## Excerpted records:

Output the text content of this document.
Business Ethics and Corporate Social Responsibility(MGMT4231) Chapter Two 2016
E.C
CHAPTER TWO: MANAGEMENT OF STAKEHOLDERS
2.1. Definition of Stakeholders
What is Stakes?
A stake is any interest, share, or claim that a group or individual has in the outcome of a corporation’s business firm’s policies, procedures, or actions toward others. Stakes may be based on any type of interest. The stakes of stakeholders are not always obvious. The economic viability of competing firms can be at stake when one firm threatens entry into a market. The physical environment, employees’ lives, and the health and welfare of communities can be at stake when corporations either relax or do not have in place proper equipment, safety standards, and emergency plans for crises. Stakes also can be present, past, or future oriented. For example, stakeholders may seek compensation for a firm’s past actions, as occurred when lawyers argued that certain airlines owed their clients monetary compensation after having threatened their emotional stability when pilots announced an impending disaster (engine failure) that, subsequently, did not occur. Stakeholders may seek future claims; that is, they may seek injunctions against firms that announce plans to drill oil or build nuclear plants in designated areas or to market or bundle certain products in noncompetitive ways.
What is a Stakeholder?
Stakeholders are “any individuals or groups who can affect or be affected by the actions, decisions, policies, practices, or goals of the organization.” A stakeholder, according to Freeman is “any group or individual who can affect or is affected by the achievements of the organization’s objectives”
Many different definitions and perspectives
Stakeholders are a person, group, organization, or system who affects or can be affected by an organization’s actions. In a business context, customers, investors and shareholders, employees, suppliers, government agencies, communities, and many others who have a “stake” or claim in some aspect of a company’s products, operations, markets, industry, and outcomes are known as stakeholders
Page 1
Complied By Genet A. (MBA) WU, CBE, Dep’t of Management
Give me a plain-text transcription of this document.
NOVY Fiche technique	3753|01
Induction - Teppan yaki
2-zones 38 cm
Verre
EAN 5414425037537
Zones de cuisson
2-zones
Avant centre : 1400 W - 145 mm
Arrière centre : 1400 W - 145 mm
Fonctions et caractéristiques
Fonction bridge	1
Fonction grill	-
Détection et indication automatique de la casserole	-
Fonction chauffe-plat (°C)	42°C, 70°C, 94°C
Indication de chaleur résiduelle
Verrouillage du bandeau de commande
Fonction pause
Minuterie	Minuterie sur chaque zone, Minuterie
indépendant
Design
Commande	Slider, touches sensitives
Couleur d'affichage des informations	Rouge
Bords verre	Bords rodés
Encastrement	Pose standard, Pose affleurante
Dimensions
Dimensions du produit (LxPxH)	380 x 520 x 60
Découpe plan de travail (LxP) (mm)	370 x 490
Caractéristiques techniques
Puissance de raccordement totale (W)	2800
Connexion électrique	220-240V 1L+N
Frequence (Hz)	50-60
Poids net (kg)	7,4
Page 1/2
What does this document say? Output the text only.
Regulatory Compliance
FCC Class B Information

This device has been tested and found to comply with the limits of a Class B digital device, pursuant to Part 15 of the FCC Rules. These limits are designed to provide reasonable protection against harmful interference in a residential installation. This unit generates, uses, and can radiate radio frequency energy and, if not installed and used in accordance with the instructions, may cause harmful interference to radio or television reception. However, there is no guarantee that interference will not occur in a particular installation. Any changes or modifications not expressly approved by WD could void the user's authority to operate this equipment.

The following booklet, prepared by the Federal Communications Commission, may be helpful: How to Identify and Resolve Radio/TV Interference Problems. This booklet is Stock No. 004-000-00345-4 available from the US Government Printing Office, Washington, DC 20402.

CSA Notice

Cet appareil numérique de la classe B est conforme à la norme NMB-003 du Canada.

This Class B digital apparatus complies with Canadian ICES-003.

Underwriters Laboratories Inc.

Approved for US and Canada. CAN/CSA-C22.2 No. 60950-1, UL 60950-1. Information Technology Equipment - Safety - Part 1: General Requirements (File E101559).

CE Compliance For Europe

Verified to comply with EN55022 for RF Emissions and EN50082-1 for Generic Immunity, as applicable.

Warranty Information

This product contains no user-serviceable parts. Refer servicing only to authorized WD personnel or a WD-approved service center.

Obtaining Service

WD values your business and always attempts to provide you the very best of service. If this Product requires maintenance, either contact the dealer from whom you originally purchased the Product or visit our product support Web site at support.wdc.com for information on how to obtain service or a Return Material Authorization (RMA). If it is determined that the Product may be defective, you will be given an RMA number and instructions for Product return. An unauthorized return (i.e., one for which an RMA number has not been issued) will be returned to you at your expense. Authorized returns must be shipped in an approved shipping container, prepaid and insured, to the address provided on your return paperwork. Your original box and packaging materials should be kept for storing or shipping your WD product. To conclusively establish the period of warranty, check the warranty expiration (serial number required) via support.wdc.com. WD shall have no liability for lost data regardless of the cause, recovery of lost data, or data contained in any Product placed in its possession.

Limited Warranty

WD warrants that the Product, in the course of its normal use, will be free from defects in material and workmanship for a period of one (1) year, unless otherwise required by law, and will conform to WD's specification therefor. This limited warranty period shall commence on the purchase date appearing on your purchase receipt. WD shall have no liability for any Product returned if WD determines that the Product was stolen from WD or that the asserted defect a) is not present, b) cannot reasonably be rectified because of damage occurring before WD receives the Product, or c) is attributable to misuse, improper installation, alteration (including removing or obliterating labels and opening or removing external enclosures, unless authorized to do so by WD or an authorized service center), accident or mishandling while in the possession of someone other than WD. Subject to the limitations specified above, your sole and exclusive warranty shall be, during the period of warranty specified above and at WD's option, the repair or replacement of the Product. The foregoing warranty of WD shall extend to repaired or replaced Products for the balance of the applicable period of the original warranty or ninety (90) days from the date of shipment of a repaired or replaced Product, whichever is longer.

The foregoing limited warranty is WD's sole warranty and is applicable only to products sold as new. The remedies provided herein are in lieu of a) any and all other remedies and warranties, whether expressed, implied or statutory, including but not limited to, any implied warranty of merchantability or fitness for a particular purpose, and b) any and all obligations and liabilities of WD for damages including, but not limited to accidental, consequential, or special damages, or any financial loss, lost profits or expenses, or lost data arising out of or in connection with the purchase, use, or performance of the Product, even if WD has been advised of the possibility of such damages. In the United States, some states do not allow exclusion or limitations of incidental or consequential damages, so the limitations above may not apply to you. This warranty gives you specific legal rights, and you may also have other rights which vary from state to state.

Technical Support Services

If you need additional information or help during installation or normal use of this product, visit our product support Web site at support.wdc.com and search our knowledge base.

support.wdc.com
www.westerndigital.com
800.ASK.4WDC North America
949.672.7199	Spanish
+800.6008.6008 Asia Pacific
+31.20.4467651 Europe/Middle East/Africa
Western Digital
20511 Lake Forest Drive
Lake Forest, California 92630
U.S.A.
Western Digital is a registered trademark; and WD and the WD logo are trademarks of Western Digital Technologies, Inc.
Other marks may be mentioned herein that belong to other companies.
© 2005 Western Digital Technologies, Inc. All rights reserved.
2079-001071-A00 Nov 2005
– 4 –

## What you will do:
Search the records above for the string "Europe". Copy every line that contains it.

## Solved exercise:
CE Compliance For Europe
+31.20.4467651 Europe/Middle East/Africa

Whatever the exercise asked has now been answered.